[Dataset rows]
★ ★ ★ ★ ★

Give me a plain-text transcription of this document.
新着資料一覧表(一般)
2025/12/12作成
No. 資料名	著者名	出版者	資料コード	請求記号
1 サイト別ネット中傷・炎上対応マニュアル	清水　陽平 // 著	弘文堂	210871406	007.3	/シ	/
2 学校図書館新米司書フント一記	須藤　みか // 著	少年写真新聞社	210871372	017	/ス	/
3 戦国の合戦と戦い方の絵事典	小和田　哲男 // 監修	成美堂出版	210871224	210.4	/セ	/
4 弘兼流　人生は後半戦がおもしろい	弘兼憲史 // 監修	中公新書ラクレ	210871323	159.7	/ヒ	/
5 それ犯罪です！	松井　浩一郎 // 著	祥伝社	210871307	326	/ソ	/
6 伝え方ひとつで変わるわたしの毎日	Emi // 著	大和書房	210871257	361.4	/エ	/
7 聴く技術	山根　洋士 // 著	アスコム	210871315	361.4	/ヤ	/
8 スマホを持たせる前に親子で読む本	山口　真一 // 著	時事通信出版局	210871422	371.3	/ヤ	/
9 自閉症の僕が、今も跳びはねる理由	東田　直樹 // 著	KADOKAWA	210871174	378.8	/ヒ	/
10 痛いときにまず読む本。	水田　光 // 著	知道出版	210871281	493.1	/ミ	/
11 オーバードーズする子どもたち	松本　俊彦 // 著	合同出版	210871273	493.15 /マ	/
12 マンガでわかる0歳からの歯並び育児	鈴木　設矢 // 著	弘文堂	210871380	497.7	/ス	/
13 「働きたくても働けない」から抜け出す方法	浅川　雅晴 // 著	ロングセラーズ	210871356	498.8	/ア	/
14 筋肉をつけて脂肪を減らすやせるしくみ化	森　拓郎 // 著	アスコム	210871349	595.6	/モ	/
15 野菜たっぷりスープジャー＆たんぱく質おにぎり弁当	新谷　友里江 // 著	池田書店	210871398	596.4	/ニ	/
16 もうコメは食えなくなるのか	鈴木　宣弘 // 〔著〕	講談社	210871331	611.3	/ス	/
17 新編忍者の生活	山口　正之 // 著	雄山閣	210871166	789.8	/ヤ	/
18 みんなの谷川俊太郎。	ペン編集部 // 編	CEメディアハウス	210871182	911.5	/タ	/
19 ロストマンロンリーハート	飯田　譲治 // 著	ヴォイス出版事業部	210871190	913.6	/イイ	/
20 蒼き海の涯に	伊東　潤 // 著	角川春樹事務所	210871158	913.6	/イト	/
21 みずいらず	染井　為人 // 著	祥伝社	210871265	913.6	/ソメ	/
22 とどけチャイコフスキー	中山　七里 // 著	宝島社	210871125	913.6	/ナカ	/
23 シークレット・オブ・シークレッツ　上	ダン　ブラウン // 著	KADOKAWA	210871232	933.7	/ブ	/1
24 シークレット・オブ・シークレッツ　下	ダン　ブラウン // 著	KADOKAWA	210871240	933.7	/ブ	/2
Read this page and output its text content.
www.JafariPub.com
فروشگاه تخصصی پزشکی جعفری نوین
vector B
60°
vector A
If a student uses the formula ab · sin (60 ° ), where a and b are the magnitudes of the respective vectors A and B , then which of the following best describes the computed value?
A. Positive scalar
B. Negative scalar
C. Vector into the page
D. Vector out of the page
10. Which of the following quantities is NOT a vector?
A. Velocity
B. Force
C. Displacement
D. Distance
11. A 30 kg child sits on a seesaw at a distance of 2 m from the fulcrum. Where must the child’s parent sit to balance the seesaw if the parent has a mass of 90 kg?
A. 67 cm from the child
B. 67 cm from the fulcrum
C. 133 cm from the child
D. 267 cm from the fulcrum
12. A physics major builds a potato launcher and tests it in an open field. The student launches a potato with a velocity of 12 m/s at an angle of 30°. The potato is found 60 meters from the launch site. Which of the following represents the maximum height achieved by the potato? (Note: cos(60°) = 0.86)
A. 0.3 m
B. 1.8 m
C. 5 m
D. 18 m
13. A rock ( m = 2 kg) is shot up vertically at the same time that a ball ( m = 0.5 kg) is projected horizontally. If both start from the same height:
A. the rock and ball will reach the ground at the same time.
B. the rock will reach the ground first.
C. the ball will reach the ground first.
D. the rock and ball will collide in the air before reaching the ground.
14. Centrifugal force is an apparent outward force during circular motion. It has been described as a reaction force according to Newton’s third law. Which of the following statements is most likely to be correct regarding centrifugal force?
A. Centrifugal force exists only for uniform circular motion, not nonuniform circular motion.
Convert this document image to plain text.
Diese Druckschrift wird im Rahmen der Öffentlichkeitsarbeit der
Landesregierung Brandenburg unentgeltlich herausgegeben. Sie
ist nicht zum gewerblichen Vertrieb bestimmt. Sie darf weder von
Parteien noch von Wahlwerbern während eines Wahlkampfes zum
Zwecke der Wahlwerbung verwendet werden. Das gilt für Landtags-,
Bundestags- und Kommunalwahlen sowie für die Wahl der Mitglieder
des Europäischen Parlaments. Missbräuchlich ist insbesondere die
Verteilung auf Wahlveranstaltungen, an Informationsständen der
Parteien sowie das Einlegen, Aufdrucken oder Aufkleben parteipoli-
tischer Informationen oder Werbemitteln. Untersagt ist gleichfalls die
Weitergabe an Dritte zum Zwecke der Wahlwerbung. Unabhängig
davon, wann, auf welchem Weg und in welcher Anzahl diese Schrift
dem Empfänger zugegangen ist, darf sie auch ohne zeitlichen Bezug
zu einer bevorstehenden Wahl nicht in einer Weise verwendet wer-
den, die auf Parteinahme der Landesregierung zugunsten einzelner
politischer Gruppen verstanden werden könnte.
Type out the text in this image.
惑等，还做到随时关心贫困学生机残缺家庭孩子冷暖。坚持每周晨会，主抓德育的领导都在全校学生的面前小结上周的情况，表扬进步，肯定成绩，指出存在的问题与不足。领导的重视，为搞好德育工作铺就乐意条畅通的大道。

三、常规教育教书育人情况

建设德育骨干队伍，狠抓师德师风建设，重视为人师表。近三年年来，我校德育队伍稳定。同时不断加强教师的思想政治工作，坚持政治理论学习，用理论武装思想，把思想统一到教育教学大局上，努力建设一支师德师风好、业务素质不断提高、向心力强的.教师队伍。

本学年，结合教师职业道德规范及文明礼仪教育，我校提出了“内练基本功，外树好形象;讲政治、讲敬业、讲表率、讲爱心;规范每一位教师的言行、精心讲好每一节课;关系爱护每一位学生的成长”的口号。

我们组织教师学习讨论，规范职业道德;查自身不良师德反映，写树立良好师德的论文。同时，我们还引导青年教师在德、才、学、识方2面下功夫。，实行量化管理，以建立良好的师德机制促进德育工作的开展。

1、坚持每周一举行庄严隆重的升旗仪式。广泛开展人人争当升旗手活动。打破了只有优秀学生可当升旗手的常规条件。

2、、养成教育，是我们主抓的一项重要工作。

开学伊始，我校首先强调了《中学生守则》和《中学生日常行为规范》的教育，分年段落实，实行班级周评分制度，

★ ★ ★ ★ ★

▶ [Instruction]: Pick every line with "fulcrum" in it and copy it.

▶ [Written solution]:
11. A 30 kg child sits on a seesaw at a distance of 2 m from the fulcrum. Where must the child’s parent sit to balance the seesaw if the parent has a mass of 90 kg?
B. 67 cm from the fulcrum
D. 267 cm from the fulcrum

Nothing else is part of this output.